## EXERCISE DETAILS
Print the stretch of entries from the line containing "Enumerate the UI" through the line containing "data-label: 17%: [302, 323, 320, 333]", both included, and leave out the pictures.

## INFORMATION SHOWN
============
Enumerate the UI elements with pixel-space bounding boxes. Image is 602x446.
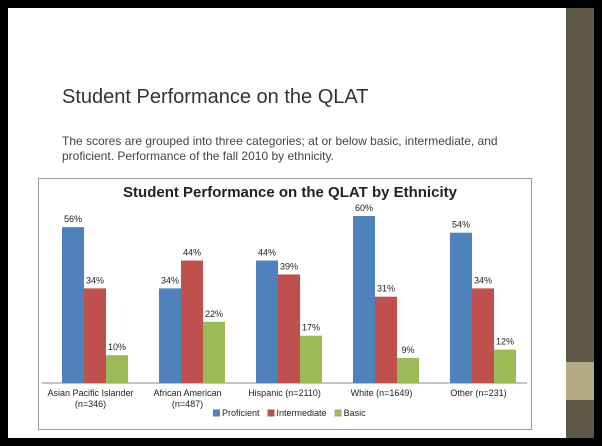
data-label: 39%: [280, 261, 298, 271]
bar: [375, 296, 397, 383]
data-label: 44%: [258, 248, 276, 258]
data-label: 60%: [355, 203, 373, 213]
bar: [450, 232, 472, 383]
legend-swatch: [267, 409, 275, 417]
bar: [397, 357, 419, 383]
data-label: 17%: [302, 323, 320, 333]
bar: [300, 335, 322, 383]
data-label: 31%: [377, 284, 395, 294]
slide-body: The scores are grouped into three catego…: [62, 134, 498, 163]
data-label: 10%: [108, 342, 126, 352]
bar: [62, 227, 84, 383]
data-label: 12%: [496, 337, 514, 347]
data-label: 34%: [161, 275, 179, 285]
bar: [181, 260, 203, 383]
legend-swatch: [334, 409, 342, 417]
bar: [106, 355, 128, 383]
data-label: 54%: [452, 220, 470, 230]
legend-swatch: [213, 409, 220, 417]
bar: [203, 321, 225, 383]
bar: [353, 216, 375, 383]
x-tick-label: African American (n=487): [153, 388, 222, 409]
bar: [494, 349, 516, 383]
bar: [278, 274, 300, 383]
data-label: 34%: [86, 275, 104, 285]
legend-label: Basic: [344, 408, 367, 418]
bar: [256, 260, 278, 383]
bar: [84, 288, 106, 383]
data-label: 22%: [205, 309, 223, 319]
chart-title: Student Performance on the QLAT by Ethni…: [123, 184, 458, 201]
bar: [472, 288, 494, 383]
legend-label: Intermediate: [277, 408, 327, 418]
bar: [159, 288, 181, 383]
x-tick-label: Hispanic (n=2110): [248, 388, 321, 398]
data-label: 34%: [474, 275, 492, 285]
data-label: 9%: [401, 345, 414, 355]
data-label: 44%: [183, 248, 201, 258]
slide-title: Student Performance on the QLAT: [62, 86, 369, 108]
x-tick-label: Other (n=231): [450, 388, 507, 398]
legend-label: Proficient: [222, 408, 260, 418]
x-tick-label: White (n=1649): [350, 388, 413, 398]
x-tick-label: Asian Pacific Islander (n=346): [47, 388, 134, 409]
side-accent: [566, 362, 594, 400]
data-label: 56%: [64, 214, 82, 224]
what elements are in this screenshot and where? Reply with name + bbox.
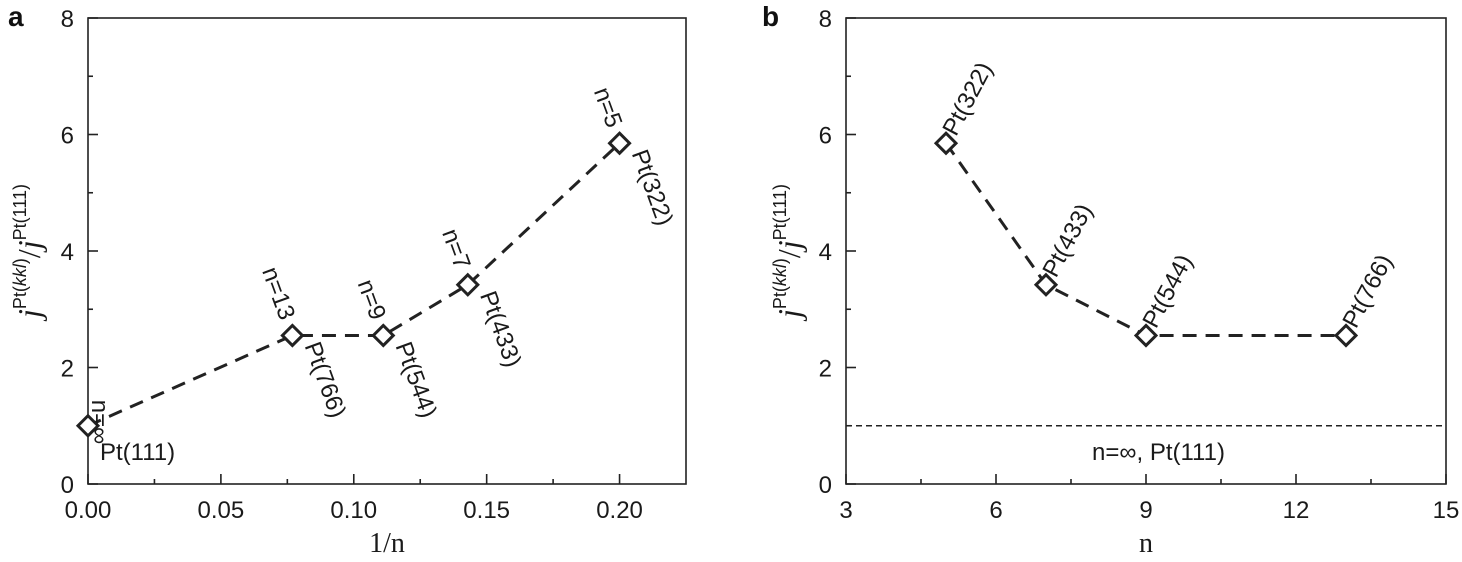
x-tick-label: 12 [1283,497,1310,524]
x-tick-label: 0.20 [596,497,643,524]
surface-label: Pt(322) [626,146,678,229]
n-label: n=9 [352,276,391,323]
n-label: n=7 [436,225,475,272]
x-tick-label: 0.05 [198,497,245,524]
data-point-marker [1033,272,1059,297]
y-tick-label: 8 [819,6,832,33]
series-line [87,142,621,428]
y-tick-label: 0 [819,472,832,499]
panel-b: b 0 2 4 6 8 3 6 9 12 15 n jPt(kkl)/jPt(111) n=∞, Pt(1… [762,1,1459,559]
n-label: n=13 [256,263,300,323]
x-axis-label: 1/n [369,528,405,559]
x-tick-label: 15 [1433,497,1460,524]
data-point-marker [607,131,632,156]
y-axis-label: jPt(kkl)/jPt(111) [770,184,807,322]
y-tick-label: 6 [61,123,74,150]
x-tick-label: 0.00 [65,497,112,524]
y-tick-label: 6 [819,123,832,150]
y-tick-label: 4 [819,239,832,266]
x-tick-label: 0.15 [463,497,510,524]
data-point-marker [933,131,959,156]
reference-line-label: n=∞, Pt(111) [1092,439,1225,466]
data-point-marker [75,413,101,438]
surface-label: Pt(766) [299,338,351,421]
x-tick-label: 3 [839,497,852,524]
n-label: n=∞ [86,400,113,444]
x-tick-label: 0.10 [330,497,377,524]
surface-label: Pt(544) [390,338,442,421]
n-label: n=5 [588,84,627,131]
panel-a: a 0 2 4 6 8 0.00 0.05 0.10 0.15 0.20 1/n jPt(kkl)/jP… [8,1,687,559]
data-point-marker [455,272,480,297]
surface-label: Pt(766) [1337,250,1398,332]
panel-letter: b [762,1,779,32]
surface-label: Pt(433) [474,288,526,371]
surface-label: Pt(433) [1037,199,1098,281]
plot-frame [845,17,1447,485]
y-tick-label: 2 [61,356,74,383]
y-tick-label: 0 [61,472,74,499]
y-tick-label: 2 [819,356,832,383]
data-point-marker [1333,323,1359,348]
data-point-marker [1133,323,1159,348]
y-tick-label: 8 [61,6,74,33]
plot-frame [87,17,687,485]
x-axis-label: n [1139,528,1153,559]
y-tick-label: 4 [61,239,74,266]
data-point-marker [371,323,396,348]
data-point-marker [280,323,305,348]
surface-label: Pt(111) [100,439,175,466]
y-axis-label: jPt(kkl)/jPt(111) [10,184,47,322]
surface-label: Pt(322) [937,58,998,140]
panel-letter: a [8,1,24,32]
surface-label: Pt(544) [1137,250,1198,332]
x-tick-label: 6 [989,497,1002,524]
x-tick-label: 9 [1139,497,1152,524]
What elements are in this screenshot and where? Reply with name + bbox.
============
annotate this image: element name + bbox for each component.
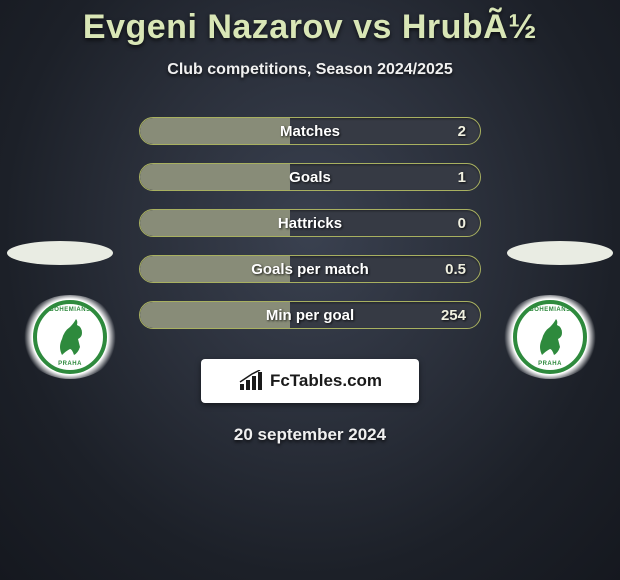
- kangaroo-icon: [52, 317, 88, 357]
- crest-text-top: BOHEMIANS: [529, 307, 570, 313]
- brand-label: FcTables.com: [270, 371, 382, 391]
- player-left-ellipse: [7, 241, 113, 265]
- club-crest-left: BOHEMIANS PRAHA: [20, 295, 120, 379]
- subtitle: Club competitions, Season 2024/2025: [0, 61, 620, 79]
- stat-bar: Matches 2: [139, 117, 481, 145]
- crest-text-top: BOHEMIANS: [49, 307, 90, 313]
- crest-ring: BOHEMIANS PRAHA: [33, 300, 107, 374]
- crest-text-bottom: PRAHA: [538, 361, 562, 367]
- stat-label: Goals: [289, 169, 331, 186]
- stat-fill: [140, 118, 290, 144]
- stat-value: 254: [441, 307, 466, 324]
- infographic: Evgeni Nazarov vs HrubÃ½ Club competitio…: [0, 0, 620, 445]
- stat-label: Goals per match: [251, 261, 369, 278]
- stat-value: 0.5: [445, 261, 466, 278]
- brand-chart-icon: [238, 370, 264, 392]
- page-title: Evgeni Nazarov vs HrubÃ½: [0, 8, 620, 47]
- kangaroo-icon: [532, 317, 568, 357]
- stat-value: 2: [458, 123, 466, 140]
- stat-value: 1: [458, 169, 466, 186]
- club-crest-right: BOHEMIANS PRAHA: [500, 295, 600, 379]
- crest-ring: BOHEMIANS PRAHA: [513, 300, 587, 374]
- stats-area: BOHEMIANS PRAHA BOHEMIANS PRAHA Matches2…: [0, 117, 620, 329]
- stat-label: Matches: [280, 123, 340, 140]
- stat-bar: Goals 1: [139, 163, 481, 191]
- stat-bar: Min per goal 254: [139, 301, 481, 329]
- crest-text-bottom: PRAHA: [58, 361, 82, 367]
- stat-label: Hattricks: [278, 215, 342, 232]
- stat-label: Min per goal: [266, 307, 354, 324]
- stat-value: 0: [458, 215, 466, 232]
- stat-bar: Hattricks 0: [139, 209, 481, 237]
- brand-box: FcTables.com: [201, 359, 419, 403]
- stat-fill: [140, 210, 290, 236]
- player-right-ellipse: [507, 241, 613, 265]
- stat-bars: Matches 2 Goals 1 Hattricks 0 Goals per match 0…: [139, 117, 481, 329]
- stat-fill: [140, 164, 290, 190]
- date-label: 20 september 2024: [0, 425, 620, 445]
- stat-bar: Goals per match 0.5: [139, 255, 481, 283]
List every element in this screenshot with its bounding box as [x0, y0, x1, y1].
============
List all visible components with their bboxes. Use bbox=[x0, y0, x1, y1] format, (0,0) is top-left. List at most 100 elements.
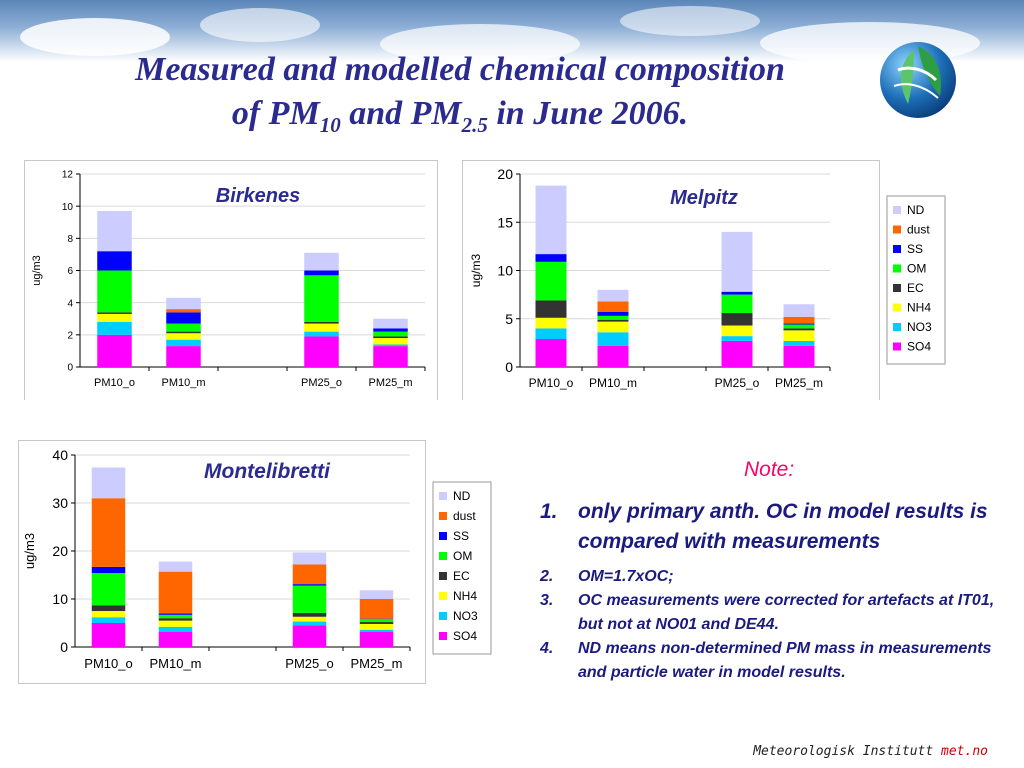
============
## ANSWER
Enumerate the UI elements with pixel-space bounding boxes. Image is 602x446.
data-label: 39%: [280, 261, 298, 271]
bar: [375, 296, 397, 383]
data-label: 44%: [258, 248, 276, 258]
data-label: 60%: [355, 203, 373, 213]
bar: [450, 232, 472, 383]
legend-swatch: [267, 409, 275, 417]
bar: [397, 357, 419, 383]
data-label: 17%: [302, 323, 320, 333]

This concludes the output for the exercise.